**DATASET RECORDS**

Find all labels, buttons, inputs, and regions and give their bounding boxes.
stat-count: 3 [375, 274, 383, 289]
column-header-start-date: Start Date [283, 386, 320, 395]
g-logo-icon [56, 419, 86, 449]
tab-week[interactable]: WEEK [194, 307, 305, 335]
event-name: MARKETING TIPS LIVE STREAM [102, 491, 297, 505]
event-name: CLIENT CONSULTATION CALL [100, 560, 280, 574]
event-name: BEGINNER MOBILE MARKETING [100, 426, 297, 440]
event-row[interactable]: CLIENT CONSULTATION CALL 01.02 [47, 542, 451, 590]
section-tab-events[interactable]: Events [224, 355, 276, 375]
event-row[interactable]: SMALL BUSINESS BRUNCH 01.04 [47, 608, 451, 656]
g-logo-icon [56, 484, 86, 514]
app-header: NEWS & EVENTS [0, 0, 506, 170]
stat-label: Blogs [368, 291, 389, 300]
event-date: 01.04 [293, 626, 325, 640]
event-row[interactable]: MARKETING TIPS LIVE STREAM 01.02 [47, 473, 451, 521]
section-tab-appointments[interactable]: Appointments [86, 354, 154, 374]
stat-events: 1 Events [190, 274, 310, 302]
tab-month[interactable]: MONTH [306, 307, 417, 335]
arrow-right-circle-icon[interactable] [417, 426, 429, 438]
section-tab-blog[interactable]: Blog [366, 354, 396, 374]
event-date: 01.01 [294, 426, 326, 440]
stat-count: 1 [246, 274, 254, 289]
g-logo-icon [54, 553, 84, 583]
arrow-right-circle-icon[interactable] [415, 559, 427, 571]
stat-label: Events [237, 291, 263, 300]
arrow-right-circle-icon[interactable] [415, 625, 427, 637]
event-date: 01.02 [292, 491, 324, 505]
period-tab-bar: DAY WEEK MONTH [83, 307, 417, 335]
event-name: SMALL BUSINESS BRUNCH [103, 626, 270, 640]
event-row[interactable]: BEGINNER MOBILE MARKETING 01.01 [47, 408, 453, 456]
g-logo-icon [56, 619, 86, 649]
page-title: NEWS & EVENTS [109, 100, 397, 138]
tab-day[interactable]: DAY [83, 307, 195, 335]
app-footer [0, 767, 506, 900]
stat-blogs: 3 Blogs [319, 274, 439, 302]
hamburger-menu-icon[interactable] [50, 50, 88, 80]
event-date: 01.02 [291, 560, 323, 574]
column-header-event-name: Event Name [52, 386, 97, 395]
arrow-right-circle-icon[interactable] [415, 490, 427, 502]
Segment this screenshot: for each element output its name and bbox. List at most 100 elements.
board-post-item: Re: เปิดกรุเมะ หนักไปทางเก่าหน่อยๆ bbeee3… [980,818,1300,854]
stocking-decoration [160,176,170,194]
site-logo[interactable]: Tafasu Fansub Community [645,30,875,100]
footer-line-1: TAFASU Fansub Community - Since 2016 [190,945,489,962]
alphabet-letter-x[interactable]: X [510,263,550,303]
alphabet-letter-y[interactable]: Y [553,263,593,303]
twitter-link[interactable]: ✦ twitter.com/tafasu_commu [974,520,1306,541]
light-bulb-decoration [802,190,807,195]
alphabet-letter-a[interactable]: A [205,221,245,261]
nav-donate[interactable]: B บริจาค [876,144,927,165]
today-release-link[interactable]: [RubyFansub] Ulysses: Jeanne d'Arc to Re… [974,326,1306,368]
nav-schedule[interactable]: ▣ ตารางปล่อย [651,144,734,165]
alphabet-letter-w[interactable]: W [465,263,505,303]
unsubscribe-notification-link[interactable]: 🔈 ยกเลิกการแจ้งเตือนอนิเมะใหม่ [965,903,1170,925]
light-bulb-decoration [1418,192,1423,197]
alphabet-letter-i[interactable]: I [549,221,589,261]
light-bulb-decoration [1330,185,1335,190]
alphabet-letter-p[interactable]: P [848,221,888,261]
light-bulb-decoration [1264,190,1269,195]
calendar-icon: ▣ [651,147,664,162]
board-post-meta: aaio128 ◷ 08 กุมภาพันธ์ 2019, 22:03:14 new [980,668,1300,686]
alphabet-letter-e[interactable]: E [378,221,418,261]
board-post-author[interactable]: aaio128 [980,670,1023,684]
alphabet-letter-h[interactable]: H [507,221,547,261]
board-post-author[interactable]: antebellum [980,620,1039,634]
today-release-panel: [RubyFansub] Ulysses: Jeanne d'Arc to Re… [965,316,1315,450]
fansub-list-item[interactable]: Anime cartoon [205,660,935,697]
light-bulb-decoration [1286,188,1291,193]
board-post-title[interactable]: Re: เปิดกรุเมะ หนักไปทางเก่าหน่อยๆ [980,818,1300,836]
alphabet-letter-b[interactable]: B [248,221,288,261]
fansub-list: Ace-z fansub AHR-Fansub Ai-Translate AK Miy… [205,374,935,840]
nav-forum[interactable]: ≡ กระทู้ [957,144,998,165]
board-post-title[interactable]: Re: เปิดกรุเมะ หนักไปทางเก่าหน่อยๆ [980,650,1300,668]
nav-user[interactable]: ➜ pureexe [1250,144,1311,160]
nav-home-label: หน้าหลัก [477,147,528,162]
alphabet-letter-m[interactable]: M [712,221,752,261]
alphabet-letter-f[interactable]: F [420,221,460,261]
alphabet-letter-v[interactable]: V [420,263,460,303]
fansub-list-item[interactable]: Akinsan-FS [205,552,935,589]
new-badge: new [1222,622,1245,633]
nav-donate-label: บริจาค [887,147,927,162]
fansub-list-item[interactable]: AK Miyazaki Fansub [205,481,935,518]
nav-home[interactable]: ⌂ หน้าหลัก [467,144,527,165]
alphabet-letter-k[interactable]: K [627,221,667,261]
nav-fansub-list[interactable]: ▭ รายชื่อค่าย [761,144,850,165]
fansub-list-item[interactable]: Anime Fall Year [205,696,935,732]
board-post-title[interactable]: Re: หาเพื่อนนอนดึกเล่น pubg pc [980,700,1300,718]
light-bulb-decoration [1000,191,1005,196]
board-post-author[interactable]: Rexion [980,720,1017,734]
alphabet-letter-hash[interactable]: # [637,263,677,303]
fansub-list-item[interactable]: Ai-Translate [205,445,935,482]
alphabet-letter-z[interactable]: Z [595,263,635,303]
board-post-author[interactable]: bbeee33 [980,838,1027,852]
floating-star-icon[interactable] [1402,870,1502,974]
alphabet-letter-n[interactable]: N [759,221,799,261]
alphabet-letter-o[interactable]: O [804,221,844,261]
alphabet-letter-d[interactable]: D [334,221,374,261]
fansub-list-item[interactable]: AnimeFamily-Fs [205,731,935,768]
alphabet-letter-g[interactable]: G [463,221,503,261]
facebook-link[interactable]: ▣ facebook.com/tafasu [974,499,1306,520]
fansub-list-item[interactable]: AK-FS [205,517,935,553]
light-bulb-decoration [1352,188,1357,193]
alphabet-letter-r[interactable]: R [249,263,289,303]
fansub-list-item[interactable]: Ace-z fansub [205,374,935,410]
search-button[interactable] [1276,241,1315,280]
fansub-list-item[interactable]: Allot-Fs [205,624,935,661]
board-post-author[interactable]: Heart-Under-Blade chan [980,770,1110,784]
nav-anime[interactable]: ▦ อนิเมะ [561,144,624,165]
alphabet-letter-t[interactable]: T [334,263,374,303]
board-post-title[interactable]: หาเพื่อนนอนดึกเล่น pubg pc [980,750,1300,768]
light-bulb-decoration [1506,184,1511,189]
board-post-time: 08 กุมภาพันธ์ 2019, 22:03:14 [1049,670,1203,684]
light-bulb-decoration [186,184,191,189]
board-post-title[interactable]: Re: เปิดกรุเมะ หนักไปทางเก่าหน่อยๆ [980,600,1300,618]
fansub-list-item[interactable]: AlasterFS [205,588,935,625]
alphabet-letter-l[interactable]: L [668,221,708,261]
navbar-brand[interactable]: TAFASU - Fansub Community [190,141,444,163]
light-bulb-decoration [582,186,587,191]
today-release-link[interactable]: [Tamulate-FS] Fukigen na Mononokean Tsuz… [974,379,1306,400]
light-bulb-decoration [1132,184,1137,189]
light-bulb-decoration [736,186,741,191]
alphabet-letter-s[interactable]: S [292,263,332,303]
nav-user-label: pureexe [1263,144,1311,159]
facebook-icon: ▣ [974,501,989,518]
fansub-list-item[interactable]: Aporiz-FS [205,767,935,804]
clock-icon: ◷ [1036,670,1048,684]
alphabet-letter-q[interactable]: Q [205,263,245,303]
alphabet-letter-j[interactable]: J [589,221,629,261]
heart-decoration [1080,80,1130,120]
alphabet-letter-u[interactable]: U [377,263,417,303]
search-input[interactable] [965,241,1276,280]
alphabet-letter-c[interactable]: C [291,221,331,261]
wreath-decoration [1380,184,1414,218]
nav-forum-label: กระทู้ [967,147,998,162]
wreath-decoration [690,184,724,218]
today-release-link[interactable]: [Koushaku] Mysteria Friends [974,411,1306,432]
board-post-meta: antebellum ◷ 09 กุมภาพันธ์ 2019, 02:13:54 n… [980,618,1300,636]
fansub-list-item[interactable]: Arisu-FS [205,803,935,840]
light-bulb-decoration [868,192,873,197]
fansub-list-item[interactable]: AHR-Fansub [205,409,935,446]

**STATED GOAL**
Express the data as a Markdown table with the columns Row and Entry, beginning with the first line and continuing through the line containing "event-name: MARKETING TIPS", both ends included. Number each line in Row, put its text in Entry, and leave out any blank lines.

**THE REPLY**
| Row | Entry |
|---|---|
| 1 | Find all labels, buttons, inputs, and regions and give their bounding boxes. |
| 2 | stat-count: 3 [375, 274, 383, 289] |
| 3 | column-header-start-date: Start Date [283, 386, 320, 395] |
| 4 | g-logo-icon [56, 419, 86, 449] |
| 5 | tab-week[interactable]: WEEK [194, 307, 305, 335] |
| 6 | event-name: MARKETING TIPS LIVE STREAM [102, 491, 297, 505] |